__Task instructions__: Restate the whole of the material. Keep every word, and drop the pictures.

━━ Task data ━━

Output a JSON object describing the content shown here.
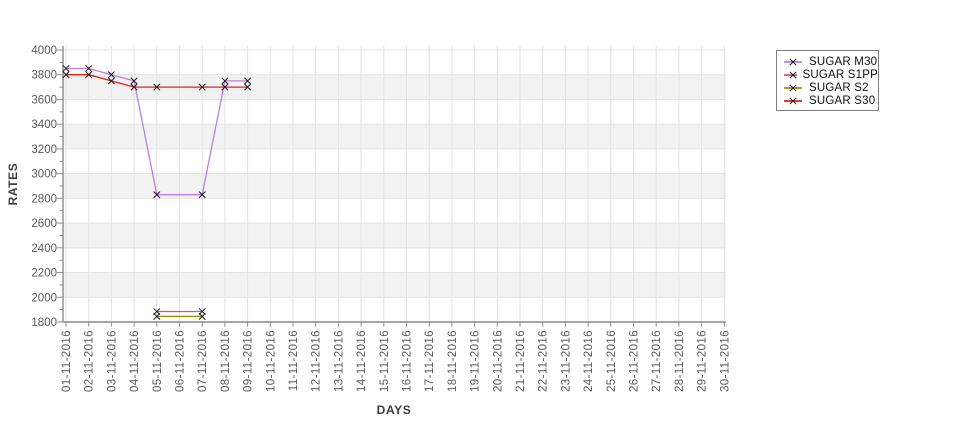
{
  "page": {
    "background": "#ffffff"
  },
  "chart_data": {
    "type": "line",
    "title": "",
    "xlabel": "DAYS",
    "ylabel": "RATES",
    "legend_position": "right",
    "grid": true,
    "marker": "x",
    "x_categories": [
      "01-11-2016",
      "02-11-2016",
      "03-11-2016",
      "04-11-2016",
      "05-11-2016",
      "06-11-2016",
      "07-11-2016",
      "08-11-2016",
      "09-11-2016",
      "10-11-2016",
      "11-11-2016",
      "12-11-2016",
      "13-11-2016",
      "14-11-2016",
      "15-11-2016",
      "16-11-2016",
      "17-11-2016",
      "18-11-2016",
      "19-11-2016",
      "20-11-2016",
      "21-11-2016",
      "22-11-2016",
      "23-11-2016",
      "24-11-2016",
      "25-11-2016",
      "26-11-2016",
      "27-11-2016",
      "28-11-2016",
      "29-11-2016",
      "30-11-2016"
    ],
    "y_axis": {
      "min": 1800,
      "max": 4000,
      "major_step": 200,
      "minor_step": 100,
      "tick_labels": [
        "1800",
        "2000",
        "2200",
        "2400",
        "2600",
        "2800",
        "3000",
        "3200",
        "3400",
        "3600",
        "3800",
        "4000"
      ]
    },
    "series": [
      {
        "name": "SUGAR M30",
        "color": "#bf7fdf",
        "points": [
          {
            "x": "01-11-2016",
            "y": 3850
          },
          {
            "x": "02-11-2016",
            "y": 3850
          },
          {
            "x": "03-11-2016",
            "y": 3800
          },
          {
            "x": "04-11-2016",
            "y": 3750
          },
          {
            "x": "05-11-2016",
            "y": 2830
          },
          {
            "x": "07-11-2016",
            "y": 2830
          },
          {
            "x": "08-11-2016",
            "y": 3750
          },
          {
            "x": "09-11-2016",
            "y": 3750
          }
        ]
      },
      {
        "name": "SUGAR S1PP",
        "color": "#c05c7c",
        "points": [
          {
            "x": "05-11-2016",
            "y": 1885
          },
          {
            "x": "07-11-2016",
            "y": 1885
          }
        ]
      },
      {
        "name": "SUGAR S2",
        "color": "#998f00",
        "points": [
          {
            "x": "05-11-2016",
            "y": 1845
          },
          {
            "x": "07-11-2016",
            "y": 1845
          }
        ]
      },
      {
        "name": "SUGAR S30",
        "color": "#dd2222",
        "points": [
          {
            "x": "01-11-2016",
            "y": 3800
          },
          {
            "x": "02-11-2016",
            "y": 3800
          },
          {
            "x": "03-11-2016",
            "y": 3750
          },
          {
            "x": "04-11-2016",
            "y": 3700
          },
          {
            "x": "05-11-2016",
            "y": 3700
          },
          {
            "x": "07-11-2016",
            "y": 3700
          },
          {
            "x": "08-11-2016",
            "y": 3700
          },
          {
            "x": "09-11-2016",
            "y": 3700
          }
        ]
      }
    ],
    "colors": {
      "band": "#f2f2f2",
      "grid": "#e2e2e2",
      "axis": "#8c8c8c",
      "tick_text": "#5a5a5a",
      "marker": "#1a1a1a"
    }
  }
}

━━━

__Written reply__:
Output a JSON object describing the content shown here.
{
  "page": {
    "background": "#ffffff"
  },
  "chart_data": {
    "type": "line",
    "title": "",
    "xlabel": "DAYS",
    "ylabel": "RATES",
    "legend_position": "right",
    "grid": true,
    "marker": "x",
    "x_categories": [
      "01-11-2016",
      "02-11-2016",
      "03-11-2016",
      "04-11-2016",
      "05-11-2016",
      "06-11-2016",
      "07-11-2016",
      "08-11-2016",
      "09-11-2016",
      "10-11-2016",
      "11-11-2016",
      "12-11-2016",
      "13-11-2016",
      "14-11-2016",
      "15-11-2016",
      "16-11-2016",
      "17-11-2016",
      "18-11-2016",
      "19-11-2016",
      "20-11-2016",
      "21-11-2016",
      "22-11-2016",
      "23-11-2016",
      "24-11-2016",
      "25-11-2016",
      "26-11-2016",
      "27-11-2016",
      "28-11-2016",
      "29-11-2016",
      "30-11-2016"
    ],
    "y_axis": {
      "min": 1800,
      "max": 4000,
      "major_step": 200,
      "minor_step": 100,
      "tick_labels": [
        "1800",
        "2000",
        "2200",
        "2400",
        "2600",
        "2800",
        "3000",
        "3200",
        "3400",
        "3600",
        "3800",
        "4000"
      ]
    },
    "series": [
      {
        "name": "SUGAR M30",
        "color": "#bf7fdf",
        "points": [
          {
            "x": "01-11-2016",
            "y": 3850
          },
          {
            "x": "02-11-2016",
            "y": 3850
          },
          {
            "x": "03-11-2016",
            "y": 3800
          },
          {
            "x": "04-11-2016",
            "y": 3750
          },
          {
            "x": "05-11-2016",
            "y": 2830
          },
          {
            "x": "07-11-2016",
            "y": 2830
          },
          {
            "x": "08-11-2016",
            "y": 3750
          },
          {
            "x": "09-11-2016",
            "y": 3750
          }
        ]
      },
      {
        "name": "SUGAR S1PP",
        "color": "#c05c7c",
        "points": [
          {
            "x": "05-11-2016",
            "y": 1885
          },
          {
            "x": "07-11-2016",
            "y": 1885
          }
        ]
      },
      {
        "name": "SUGAR S2",
        "color": "#998f00",
        "points": [
          {
            "x": "05-11-2016",
            "y": 1845
          },
          {
            "x": "07-11-2016",
            "y": 1845
          }
        ]
      },
      {
        "name": "SUGAR S30",
        "color": "#dd2222",
        "points": [
          {
            "x": "01-11-2016",
            "y": 3800
          },
          {
            "x": "02-11-2016",
            "y": 3800
          },
          {
            "x": "03-11-2016",
            "y": 3750
          },
          {
            "x": "04-11-2016",
            "y": 3700
          },
          {
            "x": "05-11-2016",
            "y": 3700
          },
          {
            "x": "07-11-2016",
            "y": 3700
          },
          {
            "x": "08-11-2016",
            "y": 3700
          },
          {
            "x": "09-11-2016",
            "y": 3700
          }
        ]
      }
    ],
    "colors": {
      "band": "#f2f2f2",
      "grid": "#e2e2e2",
      "axis": "#8c8c8c",
      "tick_text": "#5a5a5a",
      "marker": "#1a1a1a"
    }
  }
}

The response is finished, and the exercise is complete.